Directions
Look through the data below and return each line where "Reverse" appears.

Records
>> begin

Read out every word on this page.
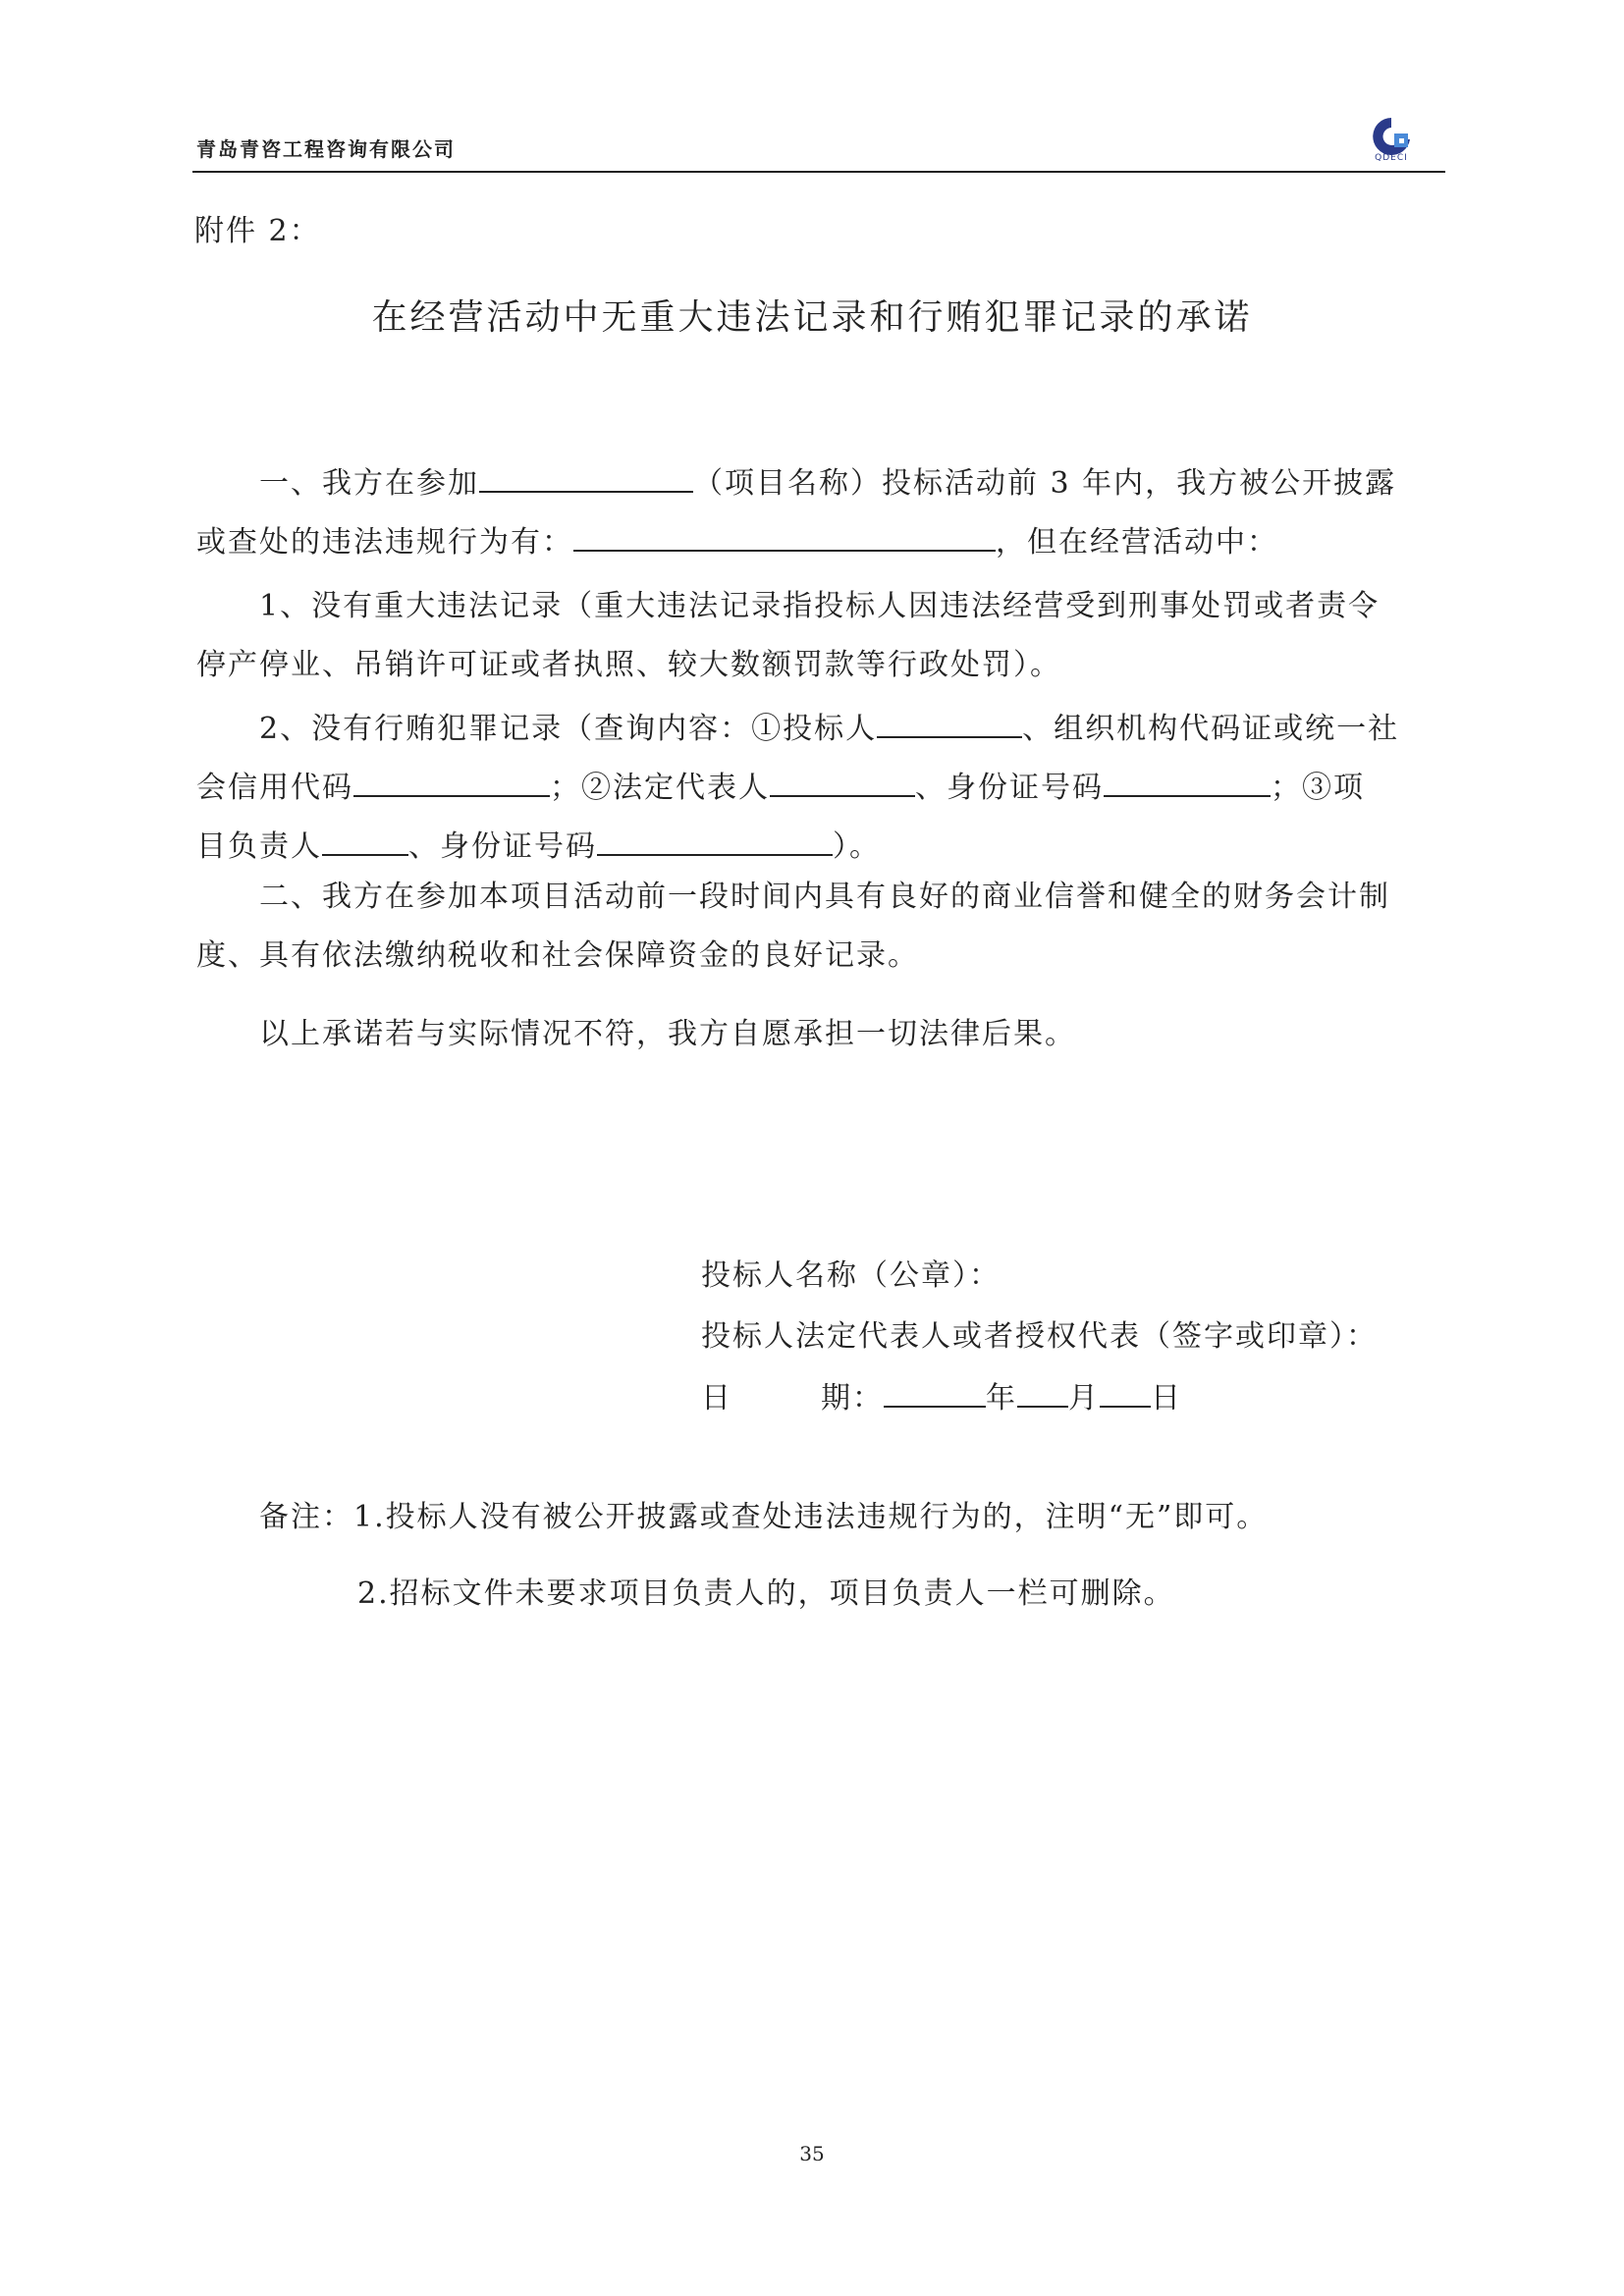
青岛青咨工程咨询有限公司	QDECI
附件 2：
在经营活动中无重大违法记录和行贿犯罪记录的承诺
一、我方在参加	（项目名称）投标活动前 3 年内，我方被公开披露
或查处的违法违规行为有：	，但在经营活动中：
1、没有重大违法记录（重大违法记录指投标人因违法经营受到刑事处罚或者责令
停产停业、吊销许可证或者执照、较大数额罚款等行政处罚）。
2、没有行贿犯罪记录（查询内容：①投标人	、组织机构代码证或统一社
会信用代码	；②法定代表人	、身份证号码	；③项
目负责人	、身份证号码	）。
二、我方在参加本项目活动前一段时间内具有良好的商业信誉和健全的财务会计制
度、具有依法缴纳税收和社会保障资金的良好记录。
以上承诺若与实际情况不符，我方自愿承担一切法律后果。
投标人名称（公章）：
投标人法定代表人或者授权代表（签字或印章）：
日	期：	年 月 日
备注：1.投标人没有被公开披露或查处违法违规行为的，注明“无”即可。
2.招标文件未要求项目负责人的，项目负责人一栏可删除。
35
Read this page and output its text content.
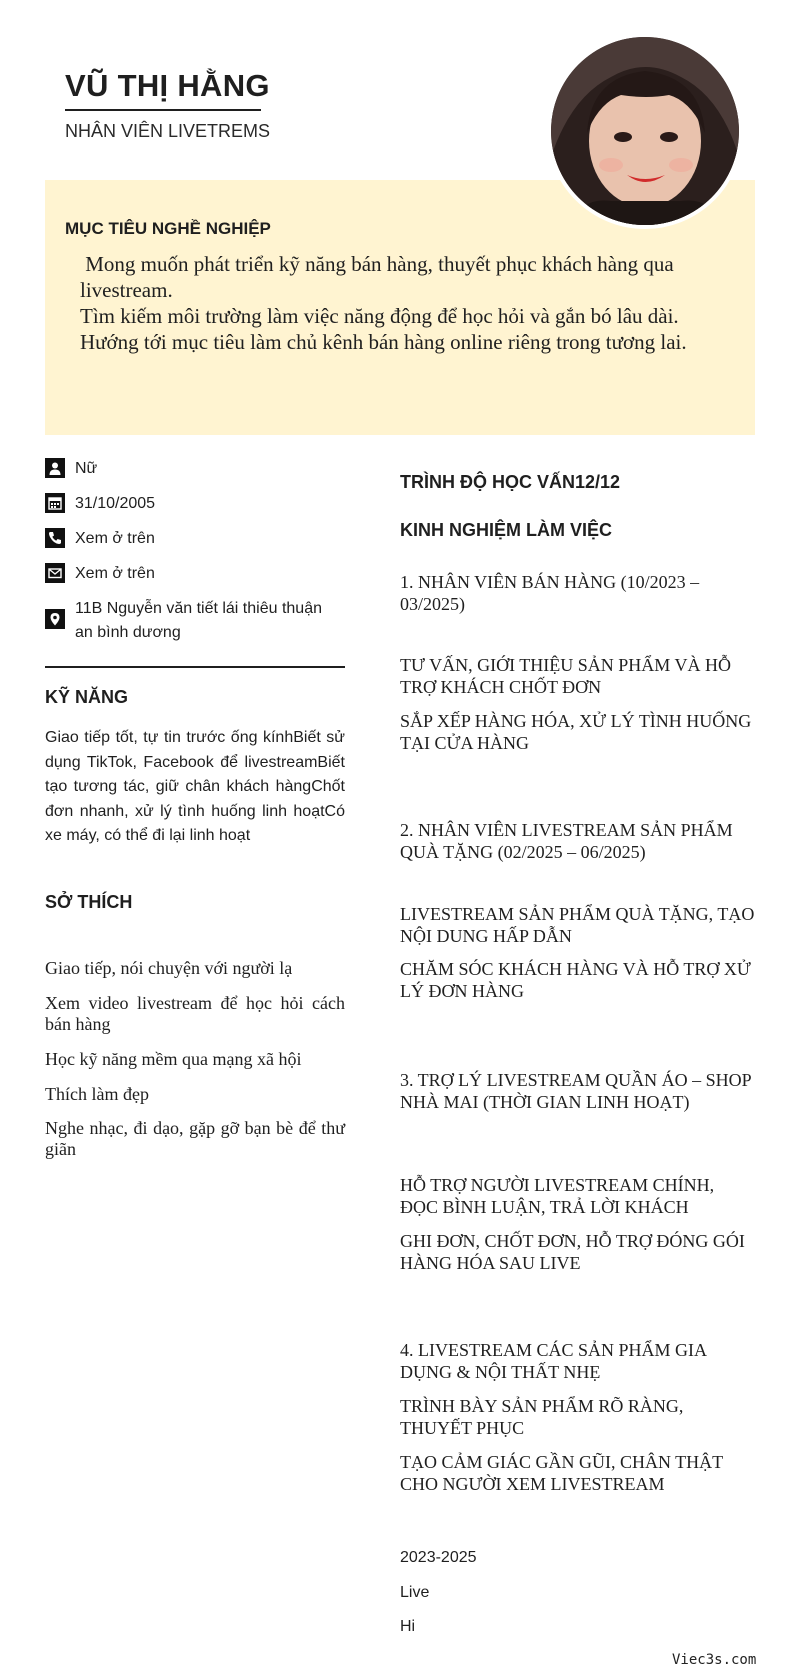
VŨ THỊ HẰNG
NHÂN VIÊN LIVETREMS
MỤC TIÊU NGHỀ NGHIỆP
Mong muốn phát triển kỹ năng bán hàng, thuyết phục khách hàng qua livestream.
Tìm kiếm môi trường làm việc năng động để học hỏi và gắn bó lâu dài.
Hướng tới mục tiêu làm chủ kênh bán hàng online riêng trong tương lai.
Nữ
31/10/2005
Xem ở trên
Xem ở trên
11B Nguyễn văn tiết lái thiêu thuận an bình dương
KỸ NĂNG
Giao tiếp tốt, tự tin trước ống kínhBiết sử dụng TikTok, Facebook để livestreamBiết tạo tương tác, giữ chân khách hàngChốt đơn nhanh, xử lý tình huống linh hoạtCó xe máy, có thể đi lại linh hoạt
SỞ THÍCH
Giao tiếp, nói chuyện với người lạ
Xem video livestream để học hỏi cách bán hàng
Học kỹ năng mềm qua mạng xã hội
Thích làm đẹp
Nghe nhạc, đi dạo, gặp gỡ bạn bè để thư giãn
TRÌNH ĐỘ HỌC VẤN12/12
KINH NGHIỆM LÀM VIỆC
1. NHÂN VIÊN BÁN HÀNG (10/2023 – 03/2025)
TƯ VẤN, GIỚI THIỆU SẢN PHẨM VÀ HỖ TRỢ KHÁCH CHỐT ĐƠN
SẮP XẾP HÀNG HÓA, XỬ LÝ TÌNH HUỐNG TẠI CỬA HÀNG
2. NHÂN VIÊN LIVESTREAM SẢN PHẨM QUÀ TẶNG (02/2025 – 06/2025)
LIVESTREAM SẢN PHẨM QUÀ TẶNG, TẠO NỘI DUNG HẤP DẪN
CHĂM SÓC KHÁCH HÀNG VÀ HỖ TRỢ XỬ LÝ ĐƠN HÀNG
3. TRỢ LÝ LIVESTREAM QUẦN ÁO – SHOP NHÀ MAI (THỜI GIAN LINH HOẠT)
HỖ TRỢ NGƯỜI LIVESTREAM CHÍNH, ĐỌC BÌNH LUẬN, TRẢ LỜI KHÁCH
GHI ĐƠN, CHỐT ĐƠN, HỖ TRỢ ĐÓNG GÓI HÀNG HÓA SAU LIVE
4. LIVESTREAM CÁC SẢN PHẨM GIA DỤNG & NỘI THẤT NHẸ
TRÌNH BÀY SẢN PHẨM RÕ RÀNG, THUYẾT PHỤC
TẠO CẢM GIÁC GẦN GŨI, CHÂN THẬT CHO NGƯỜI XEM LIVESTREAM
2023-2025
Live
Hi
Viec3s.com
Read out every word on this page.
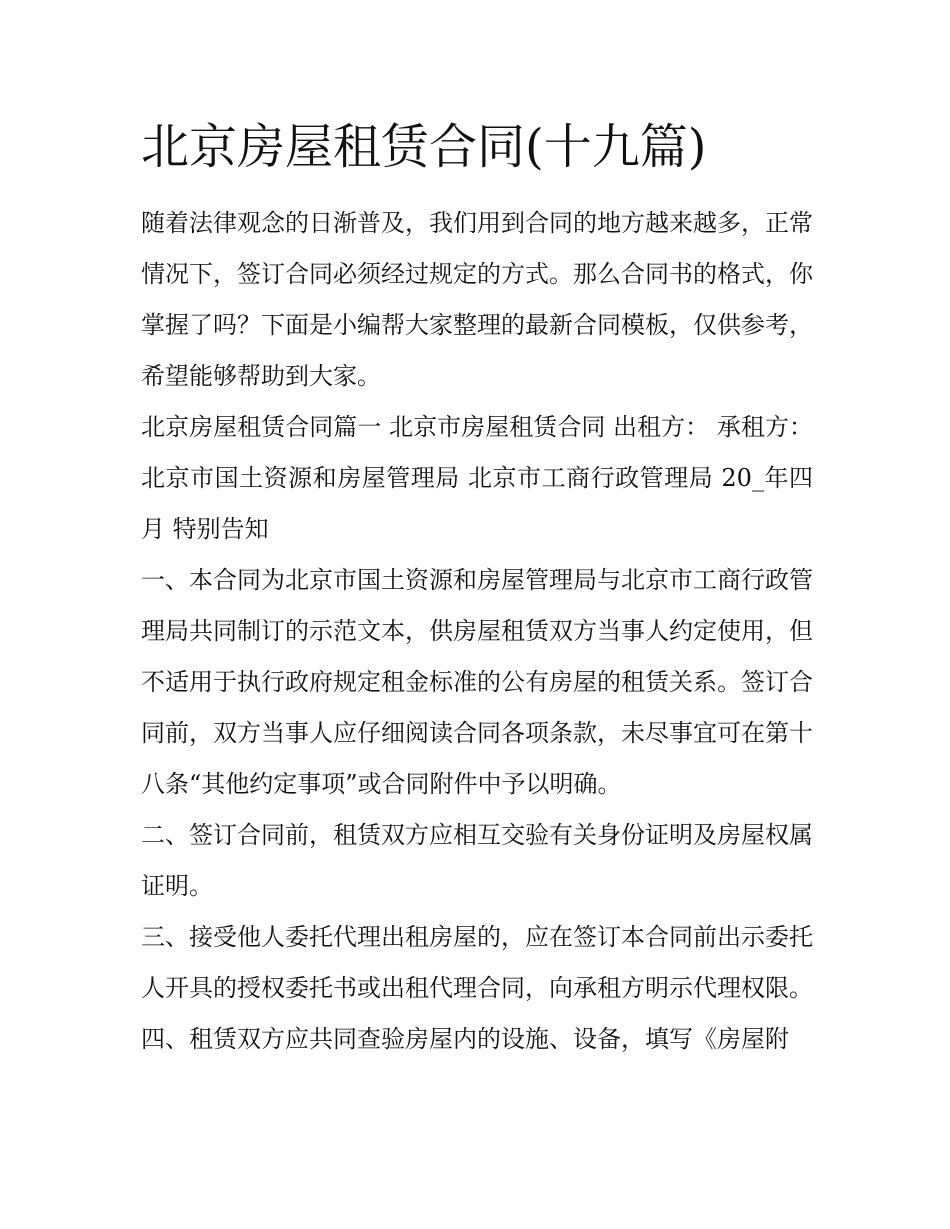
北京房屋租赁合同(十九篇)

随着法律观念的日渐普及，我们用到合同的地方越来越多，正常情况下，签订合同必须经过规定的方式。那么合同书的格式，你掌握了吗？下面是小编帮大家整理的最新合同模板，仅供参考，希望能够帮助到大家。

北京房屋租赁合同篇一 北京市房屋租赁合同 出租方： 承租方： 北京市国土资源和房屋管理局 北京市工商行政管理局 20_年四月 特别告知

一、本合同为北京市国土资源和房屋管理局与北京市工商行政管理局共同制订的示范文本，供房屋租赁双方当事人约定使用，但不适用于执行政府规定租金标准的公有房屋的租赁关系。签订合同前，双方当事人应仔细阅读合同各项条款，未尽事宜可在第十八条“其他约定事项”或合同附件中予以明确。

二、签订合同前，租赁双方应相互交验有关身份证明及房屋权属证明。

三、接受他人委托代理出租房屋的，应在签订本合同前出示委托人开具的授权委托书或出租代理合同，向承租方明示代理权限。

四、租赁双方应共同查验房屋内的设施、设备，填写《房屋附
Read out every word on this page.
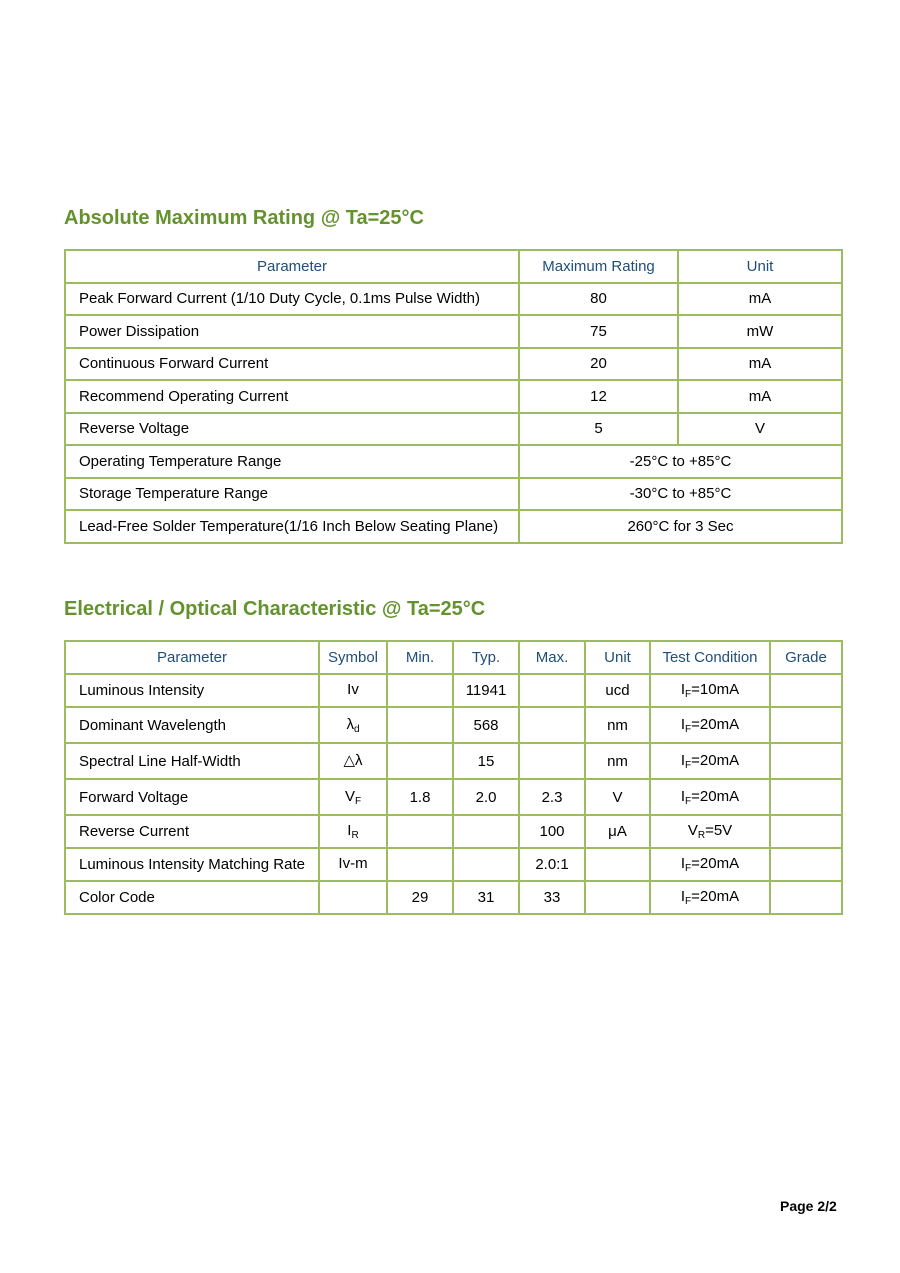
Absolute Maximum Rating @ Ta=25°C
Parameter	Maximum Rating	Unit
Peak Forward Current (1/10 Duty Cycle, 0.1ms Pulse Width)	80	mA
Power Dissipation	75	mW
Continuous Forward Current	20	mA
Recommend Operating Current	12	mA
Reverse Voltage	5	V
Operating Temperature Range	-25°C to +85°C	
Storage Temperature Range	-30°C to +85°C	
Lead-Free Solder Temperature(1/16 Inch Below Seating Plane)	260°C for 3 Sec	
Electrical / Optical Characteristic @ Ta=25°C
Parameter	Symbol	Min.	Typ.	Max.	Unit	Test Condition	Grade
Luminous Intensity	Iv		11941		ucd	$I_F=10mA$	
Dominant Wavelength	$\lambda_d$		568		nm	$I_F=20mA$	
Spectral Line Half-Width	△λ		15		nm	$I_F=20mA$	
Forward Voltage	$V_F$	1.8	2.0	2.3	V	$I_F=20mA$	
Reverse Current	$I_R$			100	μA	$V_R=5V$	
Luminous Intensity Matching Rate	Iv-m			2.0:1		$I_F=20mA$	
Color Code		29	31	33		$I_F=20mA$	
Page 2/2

>> end

Complete output
Reverse Voltage	5	V
Reverse Current	$I_R$			100	μA	$V_R=5V$	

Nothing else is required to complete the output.